_Enunciado A_
Organize em lista numerada as linhas dos registos, começando na primeira linha dos registos e terminando na linha que contém "list-item-label: Quotidiani letti", ambas incluídas. Omita as linhas em branco.

---------- Excerto do texto ----------

Os segredos de tudo

As casas e as coisas dentro dela começam muito bem, a funcionar lindamente. Quando se quer ligar um apetrecho, liga-se e ele põe-se logo a trabalhar.

Depois passam uns anos. E, de repente, sem avisar, tudo se complica. Onde antes bastava carregar num botão, agora é preciso desligar da tomada, esperar 15 segundos e, mal se carrega no botão, sacudir vigorosamente e, mal começa a piscar, ligar e desligar cinco vezes seguidas o mais depressa possível. Assim – mas só assim – funciona com perfeição. Que é como quem diz: tal e qual como dantes, quando era novo.

Entra-se então num período em que cada maquineta, cada porta, cada fechadura tem um particular segredo. É o período de graças: achamos imensa graça aos chamados "caprichos" da nossa casa. É a prova, convencemo-nos com optimismo alarve, que a casa tem personalidade.

----------

_Enunciado B_
Reproduza palavra por palavra o texto "Os segredos de tudo", do título ao último parágrafo.

---------- Dados a utilizar ----------

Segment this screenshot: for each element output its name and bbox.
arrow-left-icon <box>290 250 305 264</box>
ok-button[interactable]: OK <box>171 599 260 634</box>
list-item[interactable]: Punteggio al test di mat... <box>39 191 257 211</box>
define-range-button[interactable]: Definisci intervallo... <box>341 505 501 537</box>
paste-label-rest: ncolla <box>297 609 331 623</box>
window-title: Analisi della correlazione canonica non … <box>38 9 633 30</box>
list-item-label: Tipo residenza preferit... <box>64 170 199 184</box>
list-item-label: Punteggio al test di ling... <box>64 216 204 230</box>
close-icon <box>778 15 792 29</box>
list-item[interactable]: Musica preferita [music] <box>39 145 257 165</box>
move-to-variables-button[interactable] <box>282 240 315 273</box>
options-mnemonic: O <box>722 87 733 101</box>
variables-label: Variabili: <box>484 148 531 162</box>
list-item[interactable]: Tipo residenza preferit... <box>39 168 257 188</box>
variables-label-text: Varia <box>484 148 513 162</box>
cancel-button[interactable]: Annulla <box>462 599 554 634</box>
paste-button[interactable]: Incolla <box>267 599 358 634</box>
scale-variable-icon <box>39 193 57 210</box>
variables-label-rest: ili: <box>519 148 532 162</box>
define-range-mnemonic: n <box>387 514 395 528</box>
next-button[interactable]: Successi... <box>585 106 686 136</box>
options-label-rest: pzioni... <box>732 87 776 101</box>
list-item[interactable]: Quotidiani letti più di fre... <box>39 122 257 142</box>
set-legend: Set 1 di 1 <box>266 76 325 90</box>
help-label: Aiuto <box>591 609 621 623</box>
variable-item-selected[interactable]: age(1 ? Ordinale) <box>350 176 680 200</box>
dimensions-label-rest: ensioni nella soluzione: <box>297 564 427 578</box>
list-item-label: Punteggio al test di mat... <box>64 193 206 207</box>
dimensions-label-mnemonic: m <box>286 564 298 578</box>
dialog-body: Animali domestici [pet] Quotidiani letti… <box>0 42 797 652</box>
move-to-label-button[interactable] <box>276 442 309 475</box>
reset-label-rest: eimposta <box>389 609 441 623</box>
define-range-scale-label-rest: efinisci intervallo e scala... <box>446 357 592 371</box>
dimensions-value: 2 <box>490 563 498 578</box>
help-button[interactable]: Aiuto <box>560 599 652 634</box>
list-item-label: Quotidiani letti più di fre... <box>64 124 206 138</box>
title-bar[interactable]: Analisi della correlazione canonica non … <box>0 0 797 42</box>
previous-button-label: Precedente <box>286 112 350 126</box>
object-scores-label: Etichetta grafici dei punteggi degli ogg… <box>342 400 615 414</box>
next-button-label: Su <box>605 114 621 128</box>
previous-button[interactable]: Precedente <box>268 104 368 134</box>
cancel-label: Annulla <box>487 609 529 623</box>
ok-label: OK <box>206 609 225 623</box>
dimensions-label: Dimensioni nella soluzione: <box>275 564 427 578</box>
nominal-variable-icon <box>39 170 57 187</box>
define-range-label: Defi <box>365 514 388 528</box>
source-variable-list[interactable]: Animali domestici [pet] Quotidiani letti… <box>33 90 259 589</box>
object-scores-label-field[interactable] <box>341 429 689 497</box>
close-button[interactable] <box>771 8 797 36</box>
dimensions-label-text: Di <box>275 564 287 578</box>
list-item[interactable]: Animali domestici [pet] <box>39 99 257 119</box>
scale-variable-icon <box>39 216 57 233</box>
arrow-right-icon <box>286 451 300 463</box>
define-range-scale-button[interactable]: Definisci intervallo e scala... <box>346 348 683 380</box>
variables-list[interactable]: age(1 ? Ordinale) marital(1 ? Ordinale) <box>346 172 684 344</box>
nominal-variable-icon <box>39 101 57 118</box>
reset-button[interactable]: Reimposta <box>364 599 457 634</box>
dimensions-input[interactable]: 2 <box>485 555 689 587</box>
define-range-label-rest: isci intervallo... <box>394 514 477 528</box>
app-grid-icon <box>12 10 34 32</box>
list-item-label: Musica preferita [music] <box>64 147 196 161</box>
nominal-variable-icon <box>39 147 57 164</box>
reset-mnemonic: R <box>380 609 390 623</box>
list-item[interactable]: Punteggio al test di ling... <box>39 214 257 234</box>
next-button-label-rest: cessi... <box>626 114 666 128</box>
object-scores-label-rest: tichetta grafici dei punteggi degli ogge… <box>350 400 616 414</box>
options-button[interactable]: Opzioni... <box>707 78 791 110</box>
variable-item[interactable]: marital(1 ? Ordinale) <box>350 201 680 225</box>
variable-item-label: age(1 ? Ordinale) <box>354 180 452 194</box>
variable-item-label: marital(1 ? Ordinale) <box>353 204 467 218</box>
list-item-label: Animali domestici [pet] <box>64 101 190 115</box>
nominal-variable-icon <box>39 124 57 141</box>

----------

_Resposta A_
1. Segment this screenshot: for each element output its name and bbox.
2. arrow-left-icon <box>290 250 305 264</box>
3. ok-button[interactable]: OK <box>171 599 260 634</box>
4. list-item[interactable]: Punteggio al test di mat... <box>39 191 257 211</box>
5. define-range-button[interactable]: Definisci intervallo... <box>341 505 501 537</box>
6. paste-label-rest: ncolla <box>297 609 331 623</box>
7. window-title: Analisi della correlazione canonica non … <box>38 9 633 30</box>
8. list-item-label: Tipo residenza preferit... <box>64 170 199 184</box>
9. list-item-label: Punteggio al test di ling... <box>64 216 204 230</box>
10. close-icon <box>778 15 792 29</box>
11. list-item[interactable]: Musica preferita [music] <box>39 145 257 165</box>
12. move-to-variables-button[interactable] <box>282 240 315 273</box>
13. options-mnemonic: O <box>722 87 733 101</box>
14. variables-label: Variabili: <box>484 148 531 162</box>
15. list-item[interactable]: Tipo residenza preferit... <box>39 168 257 188</box>
16. variables-label-text: Varia <box>484 148 513 162</box>
17. cancel-button[interactable]: Annulla <box>462 599 554 634</box>
18. paste-button[interactable]: Incolla <box>267 599 358 634</box>
19. scale-variable-icon <box>39 193 57 210</box>
20. variables-label-rest: ili: <box>519 148 532 162</box>
21. define-range-mnemonic: n <box>387 514 395 528</box>
22. next-button[interactable]: Successi... <box>585 106 686 136</box>
23. options-label-rest: pzioni... <box>732 87 776 101</box>
24. list-item[interactable]: Quotidiani letti più di fre... <box>39 122 257 142</box>
25. set-legend: Set 1 di 1 <box>266 76 325 90</box>
26. help-label: Aiuto <box>591 609 621 623</box>
27. variable-item-selected[interactable]: age(1 ? Ordinale) <box>350 176 680 200</box>
28. dimensions-label-rest: ensioni nella soluzione: <box>297 564 427 578</box>
29. list-item-label: Punteggio al test di mat... <box>64 193 206 207</box>
30. dimensions-label-mnemonic: m <box>286 564 298 578</box>
31. dialog-body: Animali domestici [pet] Quotidiani letti… <box>0 42 797 652</box>
32. move-to-label-button[interactable] <box>276 442 309 475</box>
33. reset-label-rest: eimposta <box>389 609 441 623</box>
34. define-range-scale-label-rest: efinisci intervallo e scala... <box>446 357 592 371</box>
35. dimensions-value: 2 <box>490 563 498 578</box>
36. help-button[interactable]: Aiuto <box>560 599 652 634</box>
37. list-item-label: Quotidiani letti più di fre... <box>64 124 206 138</box>

_Resposta B_
Os segredos de tudo

As casas e as coisas dentro dela começam muito bem, a funcionar lindamente. Quando se quer ligar um apetrecho, liga-se e ele põe-se logo a trabalhar.

Depois passam uns anos. E, de repente, sem avisar, tudo se complica. Onde antes bastava carregar num botão, agora é preciso desligar da tomada, esperar 15 segundos e, mal se carrega no botão, sacudir vigorosamente e, mal começa a piscar, ligar e desligar cinco vezes seguidas o mais depressa possível. Assim – mas só assim – funciona com perfeição. Que é como quem diz: tal e qual como dantes, quando era novo.

Entra-se então num período em que cada maquineta, cada porta, cada fechadura tem um particular segredo. É o período de graças: achamos imensa graça aos chamados "caprichos" da nossa casa. É a prova, convencemo-nos com optimismo alarve, que a casa tem personalidade.